EXERCISE AIM:
Restate the full set of records exactly, without adding or dropping a word.

(Entries taken from a collection)
________________________

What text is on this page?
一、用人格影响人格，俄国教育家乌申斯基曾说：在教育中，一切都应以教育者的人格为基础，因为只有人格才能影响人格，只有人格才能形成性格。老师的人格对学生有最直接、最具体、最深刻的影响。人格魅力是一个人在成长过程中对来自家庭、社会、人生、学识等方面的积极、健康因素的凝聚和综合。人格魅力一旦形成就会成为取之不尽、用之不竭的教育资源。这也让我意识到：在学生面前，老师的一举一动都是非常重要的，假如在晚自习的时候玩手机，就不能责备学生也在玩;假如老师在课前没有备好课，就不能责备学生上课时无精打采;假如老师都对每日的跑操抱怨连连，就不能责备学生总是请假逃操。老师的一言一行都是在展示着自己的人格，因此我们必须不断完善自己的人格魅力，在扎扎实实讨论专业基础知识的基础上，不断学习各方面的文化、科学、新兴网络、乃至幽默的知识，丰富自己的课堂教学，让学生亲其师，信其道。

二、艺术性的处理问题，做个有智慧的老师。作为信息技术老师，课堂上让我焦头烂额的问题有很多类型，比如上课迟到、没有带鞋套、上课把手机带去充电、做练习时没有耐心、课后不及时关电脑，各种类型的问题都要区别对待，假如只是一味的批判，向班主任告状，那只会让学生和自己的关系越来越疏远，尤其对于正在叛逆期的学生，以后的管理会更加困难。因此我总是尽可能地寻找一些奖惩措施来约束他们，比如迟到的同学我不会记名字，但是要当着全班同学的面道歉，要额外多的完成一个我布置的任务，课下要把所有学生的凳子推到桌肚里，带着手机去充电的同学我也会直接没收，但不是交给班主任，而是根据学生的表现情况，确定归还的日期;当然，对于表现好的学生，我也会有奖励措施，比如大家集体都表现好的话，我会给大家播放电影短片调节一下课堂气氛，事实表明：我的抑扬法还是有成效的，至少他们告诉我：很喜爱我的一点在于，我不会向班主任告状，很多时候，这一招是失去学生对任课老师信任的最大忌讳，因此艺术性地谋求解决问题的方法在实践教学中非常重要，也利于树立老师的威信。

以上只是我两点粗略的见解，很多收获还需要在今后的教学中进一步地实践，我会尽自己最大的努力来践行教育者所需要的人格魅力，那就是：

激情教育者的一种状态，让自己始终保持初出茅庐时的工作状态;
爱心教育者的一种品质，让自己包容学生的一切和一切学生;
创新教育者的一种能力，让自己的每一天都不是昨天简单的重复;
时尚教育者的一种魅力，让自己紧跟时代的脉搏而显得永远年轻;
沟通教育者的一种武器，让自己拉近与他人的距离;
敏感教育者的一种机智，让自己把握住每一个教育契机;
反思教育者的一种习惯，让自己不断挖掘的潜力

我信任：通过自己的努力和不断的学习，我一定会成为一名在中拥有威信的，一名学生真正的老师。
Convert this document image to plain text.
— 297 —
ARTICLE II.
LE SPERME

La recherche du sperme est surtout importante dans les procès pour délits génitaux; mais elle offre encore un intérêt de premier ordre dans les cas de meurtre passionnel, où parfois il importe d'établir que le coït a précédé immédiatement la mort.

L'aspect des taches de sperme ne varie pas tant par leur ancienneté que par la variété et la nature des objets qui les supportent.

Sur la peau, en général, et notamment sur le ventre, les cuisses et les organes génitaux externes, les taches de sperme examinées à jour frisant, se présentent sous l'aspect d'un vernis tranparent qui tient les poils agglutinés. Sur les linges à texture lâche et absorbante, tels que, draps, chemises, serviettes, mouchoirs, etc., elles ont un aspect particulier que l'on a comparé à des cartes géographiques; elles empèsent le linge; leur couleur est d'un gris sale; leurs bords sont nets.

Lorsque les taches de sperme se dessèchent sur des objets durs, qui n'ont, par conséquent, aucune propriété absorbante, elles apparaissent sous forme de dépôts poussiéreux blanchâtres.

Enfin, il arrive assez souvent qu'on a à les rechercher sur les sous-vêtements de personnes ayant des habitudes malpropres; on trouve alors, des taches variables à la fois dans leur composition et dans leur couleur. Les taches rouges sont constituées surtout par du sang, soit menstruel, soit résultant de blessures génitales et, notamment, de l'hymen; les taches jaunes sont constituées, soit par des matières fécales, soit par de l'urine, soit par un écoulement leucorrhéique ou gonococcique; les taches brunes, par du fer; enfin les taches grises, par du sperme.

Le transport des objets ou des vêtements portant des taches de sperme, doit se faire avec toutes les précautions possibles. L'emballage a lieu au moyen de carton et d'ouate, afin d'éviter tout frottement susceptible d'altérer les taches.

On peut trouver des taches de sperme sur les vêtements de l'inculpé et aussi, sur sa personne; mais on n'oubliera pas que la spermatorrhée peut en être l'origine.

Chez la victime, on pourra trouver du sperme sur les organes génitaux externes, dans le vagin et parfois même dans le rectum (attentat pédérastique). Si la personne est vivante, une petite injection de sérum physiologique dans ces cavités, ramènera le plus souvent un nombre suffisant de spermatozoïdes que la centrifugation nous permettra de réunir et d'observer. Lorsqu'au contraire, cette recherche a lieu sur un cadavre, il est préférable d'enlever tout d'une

________________________

FINAL RESULT:
What text is on this page?
一、用人格影响人格，俄国教育家乌申斯基曾说：在教育中，一切都应以教育者的人格为基础，因为只有人格才能影响人格，只有人格才能形成性格。老师的人格对学生有最直接、最具体、最深刻的影响。人格魅力是一个人在成长过程中对来自家庭、社会、人生、学识等方面的积极、健康因素的凝聚和综合。人格魅力一旦形成就会成为取之不尽、用之不竭的教育资源。这也让我意识到：在学生面前，老师的一举一动都是非常重要的，假如在晚自习的时候玩手机，就不能责备学生也在玩;假如老师在课前没有备好课，就不能责备学生上课时无精打采;假如老师都对每日的跑操抱怨连连，就不能责备学生总是请假逃操。老师的一言一行都是在展示着自己的人格，因此我们必须不断完善自己的人格魅力，在扎扎实实讨论专业基础知识的基础上，不断学习各方面的文化、科学、新兴网络、乃至幽默的知识，丰富自己的课堂教学，让学生亲其师，信其道。

二、艺术性的处理问题，做个有智慧的老师。作为信息技术老师，课堂上让我焦头烂额的问题有很多类型，比如上课迟到、没有带鞋套、上课把手机带去充电、做练习时没有耐心、课后不及时关电脑，各种类型的问题都要区别对待，假如只是一味的批判，向班主任告状，那只会让学生和自己的关系越来越疏远，尤其对于正在叛逆期的学生，以后的管理会更加困难。因此我总是尽可能地寻找一些奖惩措施来约束他们，比如迟到的同学我不会记名字，但是要当着全班同学的面道歉，要额外多的完成一个我布置的任务，课下要把所有学生的凳子推到桌肚里，带着手机去充电的同学我也会直接没收，但不是交给班主任，而是根据学生的表现情况，确定归还的日期;当然，对于表现好的学生，我也会有奖励措施，比如大家集体都表现好的话，我会给大家播放电影短片调节一下课堂气氛，事实表明：我的抑扬法还是有成效的，至少他们告诉我：很喜爱我的一点在于，我不会向班主任告状，很多时候，这一招是失去学生对任课老师信任的最大忌讳，因此艺术性地谋求解决问题的方法在实践教学中非常重要，也利于树立老师的威信。

以上只是我两点粗略的见解，很多收获还需要在今后的教学中进一步地实践，我会尽自己最大的努力来践行教育者所需要的人格魅力，那就是：

激情教育者的一种状态，让自己始终保持初出茅庐时的工作状态;
爱心教育者的一种品质，让自己包容学生的一切和一切学生;
创新教育者的一种能力，让自己的每一天都不是昨天简单的重复;
时尚教育者的一种魅力，让自己紧跟时代的脉搏而显得永远年轻;
沟通教育者的一种武器，让自己拉近与他人的距离;
敏感教育者的一种机智，让自己把握住每一个教育契机;
反思教育者的一种习惯，让自己不断挖掘的潜力

我信任：通过自己的努力和不断的学习，我一定会成为一名在中拥有威信的，一名学生真正的老师。
Convert this document image to plain text.
— 297 —
ARTICLE II.
LE SPERME

La recherche du sperme est surtout importante dans les procès pour délits génitaux; mais elle offre encore un intérêt de premier ordre dans les cas de meurtre passionnel, où parfois il importe d'établir que le coït a précédé immédiatement la mort.

L'aspect des taches de sperme ne varie pas tant par leur ancienneté que par la variété et la nature des objets qui les supportent.

Sur la peau, en général, et notamment sur le ventre, les cuisses et les organes génitaux externes, les taches de sperme examinées à jour frisant, se présentent sous l'aspect d'un vernis tranparent qui tient les poils agglutinés. Sur les linges à texture lâche et absorbante, tels que, draps, chemises, serviettes, mouchoirs, etc., elles ont un aspect particulier que l'on a comparé à des cartes géographiques; elles empèsent le linge; leur couleur est d'un gris sale; leurs bords sont nets.

Lorsque les taches de sperme se dessèchent sur des objets durs, qui n'ont, par conséquent, aucune propriété absorbante, elles apparaissent sous forme de dépôts poussiéreux blanchâtres.

Enfin, il arrive assez souvent qu'on a à les rechercher sur les sous-vêtements de personnes ayant des habitudes malpropres; on trouve alors, des taches variables à la fois dans leur composition et dans leur couleur. Les taches rouges sont constituées surtout par du sang, soit menstruel, soit résultant de blessures génitales et, notamment, de l'hymen; les taches jaunes sont constituées, soit par des matières fécales, soit par de l'urine, soit par un écoulement leucorrhéique ou gonococcique; les taches brunes, par du fer; enfin les taches grises, par du sperme.

Le transport des objets ou des vêtements portant des taches de sperme, doit se faire avec toutes les précautions possibles. L'emballage a lieu au moyen de carton et d'ouate, afin d'éviter tout frottement susceptible d'altérer les taches.

On peut trouver des taches de sperme sur les vêtements de l'inculpé et aussi, sur sa personne; mais on n'oubliera pas que la spermatorrhée peut en être l'origine.

Chez la victime, on pourra trouver du sperme sur les organes génitaux externes, dans le vagin et parfois même dans le rectum (attentat pédérastique). Si la personne est vivante, une petite injection de sérum physiologique dans ces cavités, ramènera le plus souvent un nombre suffisant de spermatozoïdes que la centrifugation nous permettra de réunir et d'observer. Lorsqu'au contraire, cette recherche a lieu sur un cadavre, il est préférable d'enlever tout d'une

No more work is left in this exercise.